### DO THIS
What follows are records. Restate all of them word for word.

### Structured figure records

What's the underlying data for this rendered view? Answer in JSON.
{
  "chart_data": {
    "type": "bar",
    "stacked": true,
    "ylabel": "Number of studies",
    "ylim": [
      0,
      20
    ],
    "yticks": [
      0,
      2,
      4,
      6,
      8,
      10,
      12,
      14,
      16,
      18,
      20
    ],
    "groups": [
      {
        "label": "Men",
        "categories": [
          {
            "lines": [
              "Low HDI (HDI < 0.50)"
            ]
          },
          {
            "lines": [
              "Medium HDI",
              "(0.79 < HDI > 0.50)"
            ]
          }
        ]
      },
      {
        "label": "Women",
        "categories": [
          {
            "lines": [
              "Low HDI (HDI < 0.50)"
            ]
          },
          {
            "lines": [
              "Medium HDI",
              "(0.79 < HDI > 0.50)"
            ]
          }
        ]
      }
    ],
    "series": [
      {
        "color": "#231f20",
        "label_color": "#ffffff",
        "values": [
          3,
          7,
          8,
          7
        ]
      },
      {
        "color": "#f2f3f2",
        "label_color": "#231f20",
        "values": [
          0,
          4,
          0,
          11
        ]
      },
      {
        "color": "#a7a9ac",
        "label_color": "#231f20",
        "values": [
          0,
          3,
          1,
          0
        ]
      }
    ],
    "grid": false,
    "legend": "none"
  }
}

### ANSWER
What's the underlying data for this rendered view? Answer in JSON.
{
  "chart_data": {
    "type": "bar",
    "stacked": true,
    "ylabel": "Number of studies",
    "ylim": [
      0,
      20
    ],
    "yticks": [
      0,
      2,
      4,
      6,
      8,
      10,
      12,
      14,
      16,
      18,
      20
    ],
    "groups": [
      {
        "label": "Men",
        "categories": [
          {
            "lines": [
              "Low HDI (HDI < 0.50)"
            ]
          },
          {
            "lines": [
              "Medium HDI",
              "(0.79 < HDI > 0.50)"
            ]
          }
        ]
      },
      {
        "label": "Women",
        "categories": [
          {
            "lines": [
              "Low HDI (HDI < 0.50)"
            ]
          },
          {
            "lines": [
              "Medium HDI",
              "(0.79 < HDI > 0.50)"
            ]
          }
        ]
      }
    ],
    "series": [
      {
        "color": "#231f20",
        "label_color": "#ffffff",
        "values": [
          3,
          7,
          8,
          7
        ]
      },
      {
        "color": "#f2f3f2",
        "label_color": "#231f20",
        "values": [
          0,
          4,
          0,
          11
        ]
      },
      {
        "color": "#a7a9ac",
        "label_color": "#231f20",
        "values": [
          0,
          3,
          1,
          0
        ]
      }
    ],
    "grid": false,
    "legend": "none"
  }
}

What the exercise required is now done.